# taz.de -- Theaterkonferenz „Burning Issues“: Moderierte Revolution
       
       > Die Konferenz „Burning Issues“ begleitet das Theatertreffen in Berlin.
       > Vorgestellt wurden Alternativen zu veralteten Machtstrukturen an
       > Theatern.
       
 (IMG) Bild: Nicola Bramkamp hat die Konferenz „Burning Issues“ 2018 in Bonn ins Leben gerufen
       
       „Bullshit“, ruft eine Zuschauerin. Torsten Wöhlert (Die Linke), Berliner
       Kulturstaatssekretär, versucht gerade zu rechtfertigen, dass Intendanzen an
       Theatern nur selten ausgeschrieben werden. Das sei wie an Universitäten,
       viele gute Professor:innen würden sich nicht bewerben, sie wollten
       gefragt werden. Diese Erklärung kommt beim Publikum nicht gut an.
       
       Kein Wunder, denn transparente Besetzungsverfahren sind eine von vielen
       Forderungen, die im Rahmen der Konferenz „Burning Issues“ am vergangenen
       Wochenende erhoben wurden. Schon zum vierten Mal fand die [1][Konferenz für
       Geschlechtergerechtigkeit, Inklusion und Diversität in der
       Theaterlandschaft statt], dieses Jahr im Rahmen des Theatertreffens und in
       Kooperation mit der Akademie der Künste. In Workshops, Vorträgen und
       Diskussionsrunden stellten Theatermacher:innen zwei Tage lang Probleme
       und Lösungsansätze für eine gerechtere, inklusivere und diversere
       Theaterlandschaft vor.
       
       Im Fokus standen dabei Best beziehungsweise Better-Practice-Beispiele, von
       denen es einige gibt. Schauspielerin [2][Alrun Hofert und Sonja Anders,
       Intendantin am Schauspiel Hannover,] berichteten von ihren Bemühungen,
       unter anderem mithilfe von antirassistischen Trainings und
       Sensibilisierungsworkshops ein möglichst diskriminierungsfreies Theater zu
       schaffen. Das brauche Zeit, koste viel Mühe und sei nicht immer gleich
       erfolgreich.

Datensatzauszüge.
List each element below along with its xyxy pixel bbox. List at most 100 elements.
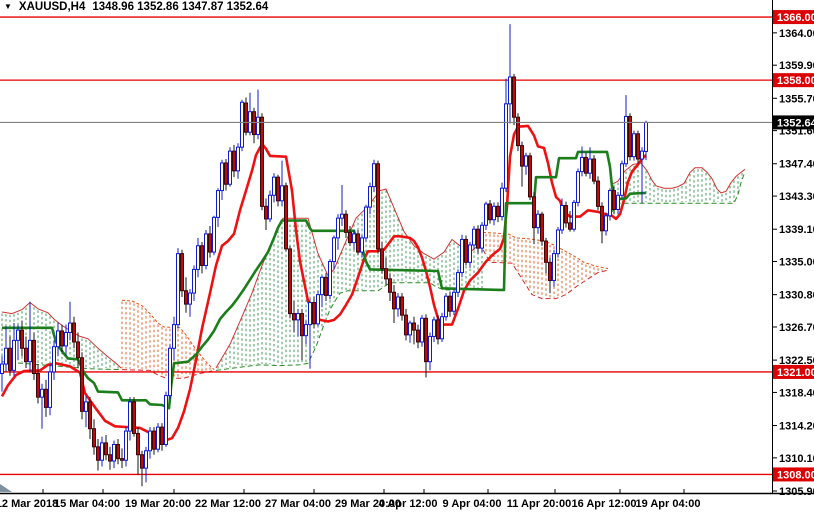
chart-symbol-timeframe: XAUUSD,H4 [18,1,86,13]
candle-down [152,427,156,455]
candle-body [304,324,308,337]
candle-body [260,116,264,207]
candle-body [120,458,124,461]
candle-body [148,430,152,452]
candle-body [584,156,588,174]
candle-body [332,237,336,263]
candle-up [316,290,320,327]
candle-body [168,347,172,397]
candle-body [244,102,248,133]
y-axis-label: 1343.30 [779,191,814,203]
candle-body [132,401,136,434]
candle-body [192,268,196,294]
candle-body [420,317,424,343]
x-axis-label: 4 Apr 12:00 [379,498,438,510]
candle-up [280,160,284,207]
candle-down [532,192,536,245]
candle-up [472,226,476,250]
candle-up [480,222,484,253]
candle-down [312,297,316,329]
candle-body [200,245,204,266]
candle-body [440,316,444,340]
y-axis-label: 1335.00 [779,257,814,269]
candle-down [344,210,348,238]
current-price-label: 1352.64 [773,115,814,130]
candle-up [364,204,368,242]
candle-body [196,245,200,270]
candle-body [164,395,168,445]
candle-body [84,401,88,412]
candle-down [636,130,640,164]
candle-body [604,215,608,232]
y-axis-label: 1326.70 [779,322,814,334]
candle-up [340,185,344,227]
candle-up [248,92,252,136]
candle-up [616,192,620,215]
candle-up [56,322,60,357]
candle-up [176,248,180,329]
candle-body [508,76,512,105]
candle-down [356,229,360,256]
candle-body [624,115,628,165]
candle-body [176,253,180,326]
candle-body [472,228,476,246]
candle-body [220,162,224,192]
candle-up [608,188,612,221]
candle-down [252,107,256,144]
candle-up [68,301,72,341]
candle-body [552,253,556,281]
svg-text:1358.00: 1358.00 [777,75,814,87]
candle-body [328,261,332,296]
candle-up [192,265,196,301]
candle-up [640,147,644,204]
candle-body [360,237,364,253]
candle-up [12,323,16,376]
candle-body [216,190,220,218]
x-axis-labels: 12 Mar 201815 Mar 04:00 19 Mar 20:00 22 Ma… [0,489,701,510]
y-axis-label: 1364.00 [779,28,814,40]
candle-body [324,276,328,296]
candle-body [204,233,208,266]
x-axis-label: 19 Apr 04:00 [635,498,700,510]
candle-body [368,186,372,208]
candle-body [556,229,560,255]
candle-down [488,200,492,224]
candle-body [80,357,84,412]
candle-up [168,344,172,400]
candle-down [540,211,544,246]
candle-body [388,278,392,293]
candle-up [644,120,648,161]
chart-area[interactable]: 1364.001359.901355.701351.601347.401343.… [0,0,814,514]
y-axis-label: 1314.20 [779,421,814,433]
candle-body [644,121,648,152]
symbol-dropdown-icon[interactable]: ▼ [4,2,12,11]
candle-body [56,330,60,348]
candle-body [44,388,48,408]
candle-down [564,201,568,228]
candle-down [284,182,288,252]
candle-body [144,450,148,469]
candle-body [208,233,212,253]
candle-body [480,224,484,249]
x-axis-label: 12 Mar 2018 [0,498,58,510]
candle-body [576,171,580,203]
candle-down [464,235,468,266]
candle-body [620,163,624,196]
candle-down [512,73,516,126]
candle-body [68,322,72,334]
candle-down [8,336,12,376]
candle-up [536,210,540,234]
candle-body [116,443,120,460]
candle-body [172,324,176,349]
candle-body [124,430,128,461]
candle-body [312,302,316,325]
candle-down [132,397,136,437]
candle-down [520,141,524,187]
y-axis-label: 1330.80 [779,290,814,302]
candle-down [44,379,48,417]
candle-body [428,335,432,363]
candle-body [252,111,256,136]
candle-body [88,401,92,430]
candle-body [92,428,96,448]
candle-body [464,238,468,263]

Gestellte Aufgabe 1. Welche Personen werden im Artikel über die Konferenz „Burning Issues“ namentlich genannt? Führe alle auf.
Gestellte Aufgabe 2. Gib aus dem Artikel über die Konferenz „Burning Issues“ alles von „# taz.de -- Theaterkonferenz“ bis hinunter zu „Theatertreffen in Berlin.“ wortgetreu wieder.

Vollständige Antwort 1. Nicola Bramkamp, Torsten Wöhlert, Alrun Hofert, Sonja Anders

Vollständige Antwort 2.
# taz.de -- Theaterkonferenz „Burning Issues“: Moderierte Revolution
       
       > Die Konferenz „Burning Issues“ begleitet das Theatertreffen in Berlin.